#### Set problem
Find each line below that contains the word "Four" and copy it out. Case counts, so match capital and lowercase letters.
Start of Excerpted records
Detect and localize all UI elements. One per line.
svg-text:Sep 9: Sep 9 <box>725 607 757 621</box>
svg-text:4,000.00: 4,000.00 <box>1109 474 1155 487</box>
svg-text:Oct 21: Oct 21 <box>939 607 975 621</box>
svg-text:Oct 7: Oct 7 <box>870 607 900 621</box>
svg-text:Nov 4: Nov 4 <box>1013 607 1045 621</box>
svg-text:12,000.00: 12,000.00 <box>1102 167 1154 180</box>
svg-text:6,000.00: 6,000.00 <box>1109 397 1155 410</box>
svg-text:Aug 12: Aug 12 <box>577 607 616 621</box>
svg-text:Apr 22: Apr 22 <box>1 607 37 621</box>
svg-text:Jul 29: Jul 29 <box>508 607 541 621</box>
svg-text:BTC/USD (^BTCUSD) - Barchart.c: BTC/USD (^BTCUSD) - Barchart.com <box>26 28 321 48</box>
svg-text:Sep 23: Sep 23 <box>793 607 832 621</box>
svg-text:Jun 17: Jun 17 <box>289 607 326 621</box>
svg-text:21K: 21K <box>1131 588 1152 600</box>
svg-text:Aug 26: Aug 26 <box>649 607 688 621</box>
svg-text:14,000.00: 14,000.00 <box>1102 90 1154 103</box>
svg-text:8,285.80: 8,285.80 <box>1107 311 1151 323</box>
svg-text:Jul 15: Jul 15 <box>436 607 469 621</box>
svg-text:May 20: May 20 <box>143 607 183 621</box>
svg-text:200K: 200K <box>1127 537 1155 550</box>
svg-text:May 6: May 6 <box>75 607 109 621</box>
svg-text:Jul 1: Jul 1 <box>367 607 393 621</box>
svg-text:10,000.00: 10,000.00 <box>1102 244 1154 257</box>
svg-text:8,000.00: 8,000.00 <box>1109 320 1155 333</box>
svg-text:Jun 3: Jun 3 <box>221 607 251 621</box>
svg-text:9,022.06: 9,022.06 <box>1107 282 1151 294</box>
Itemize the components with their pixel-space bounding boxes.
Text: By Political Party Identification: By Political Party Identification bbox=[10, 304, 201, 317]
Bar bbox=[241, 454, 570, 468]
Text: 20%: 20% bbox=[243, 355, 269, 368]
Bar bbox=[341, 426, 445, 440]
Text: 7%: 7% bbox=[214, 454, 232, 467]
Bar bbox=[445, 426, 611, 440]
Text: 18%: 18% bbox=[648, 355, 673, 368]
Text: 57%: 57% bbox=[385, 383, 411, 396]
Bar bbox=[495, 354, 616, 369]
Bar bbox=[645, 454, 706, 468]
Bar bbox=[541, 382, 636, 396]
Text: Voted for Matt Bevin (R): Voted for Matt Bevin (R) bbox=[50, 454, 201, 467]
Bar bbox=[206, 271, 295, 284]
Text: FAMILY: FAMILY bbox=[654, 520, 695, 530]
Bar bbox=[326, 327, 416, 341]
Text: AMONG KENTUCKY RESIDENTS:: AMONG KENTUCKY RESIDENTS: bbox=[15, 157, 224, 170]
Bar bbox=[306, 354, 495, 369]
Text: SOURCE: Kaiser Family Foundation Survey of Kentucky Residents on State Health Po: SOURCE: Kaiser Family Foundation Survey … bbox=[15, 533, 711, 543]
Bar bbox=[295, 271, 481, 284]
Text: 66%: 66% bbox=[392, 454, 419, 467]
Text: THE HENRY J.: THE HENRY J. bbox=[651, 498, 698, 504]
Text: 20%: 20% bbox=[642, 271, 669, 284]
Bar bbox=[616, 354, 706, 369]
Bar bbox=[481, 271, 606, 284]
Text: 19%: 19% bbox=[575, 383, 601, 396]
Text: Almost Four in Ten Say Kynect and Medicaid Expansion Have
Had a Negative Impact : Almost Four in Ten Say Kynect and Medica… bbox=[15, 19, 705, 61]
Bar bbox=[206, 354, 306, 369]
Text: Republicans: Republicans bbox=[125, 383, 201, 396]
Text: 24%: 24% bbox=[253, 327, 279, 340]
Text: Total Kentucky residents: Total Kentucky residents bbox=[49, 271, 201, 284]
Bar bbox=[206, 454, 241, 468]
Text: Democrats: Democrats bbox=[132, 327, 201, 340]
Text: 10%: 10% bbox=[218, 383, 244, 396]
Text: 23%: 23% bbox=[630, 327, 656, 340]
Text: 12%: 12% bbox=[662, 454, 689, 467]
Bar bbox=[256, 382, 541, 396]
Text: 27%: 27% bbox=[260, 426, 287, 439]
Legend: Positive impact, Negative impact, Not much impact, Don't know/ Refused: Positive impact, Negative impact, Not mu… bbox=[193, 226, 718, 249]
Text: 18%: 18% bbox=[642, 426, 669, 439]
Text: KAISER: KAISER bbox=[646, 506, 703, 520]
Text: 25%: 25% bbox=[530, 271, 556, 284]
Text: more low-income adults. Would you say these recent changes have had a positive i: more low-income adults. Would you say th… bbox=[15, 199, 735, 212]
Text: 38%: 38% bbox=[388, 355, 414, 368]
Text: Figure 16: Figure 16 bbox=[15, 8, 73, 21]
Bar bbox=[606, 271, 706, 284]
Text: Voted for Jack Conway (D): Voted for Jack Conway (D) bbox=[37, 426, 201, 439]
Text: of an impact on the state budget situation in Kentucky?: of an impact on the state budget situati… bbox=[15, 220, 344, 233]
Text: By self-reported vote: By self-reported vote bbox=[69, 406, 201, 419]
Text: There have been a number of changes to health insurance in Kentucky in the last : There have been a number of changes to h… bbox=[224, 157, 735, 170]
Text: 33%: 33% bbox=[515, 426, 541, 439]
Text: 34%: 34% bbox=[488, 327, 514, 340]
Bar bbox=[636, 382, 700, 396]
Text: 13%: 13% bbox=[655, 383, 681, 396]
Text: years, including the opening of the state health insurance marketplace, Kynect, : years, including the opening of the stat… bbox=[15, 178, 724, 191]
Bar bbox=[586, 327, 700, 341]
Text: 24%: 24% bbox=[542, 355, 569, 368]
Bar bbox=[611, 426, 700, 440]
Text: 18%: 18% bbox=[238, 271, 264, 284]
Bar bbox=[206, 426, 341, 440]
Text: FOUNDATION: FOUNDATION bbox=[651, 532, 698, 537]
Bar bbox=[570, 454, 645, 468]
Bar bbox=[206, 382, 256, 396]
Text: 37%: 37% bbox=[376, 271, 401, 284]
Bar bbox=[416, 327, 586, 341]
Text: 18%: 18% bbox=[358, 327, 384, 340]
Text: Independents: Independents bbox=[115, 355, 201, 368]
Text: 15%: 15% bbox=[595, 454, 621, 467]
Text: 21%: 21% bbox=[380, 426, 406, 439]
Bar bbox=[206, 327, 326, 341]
End of Excerpted records
#### Reply to the exercise
Text: Almost Four in Ten Say Kynect and Medicaid Expansion Have
Had a Negative Impact : Almost Four in Ten Say Kynect and Medica… bbox=[15, 19, 705, 61]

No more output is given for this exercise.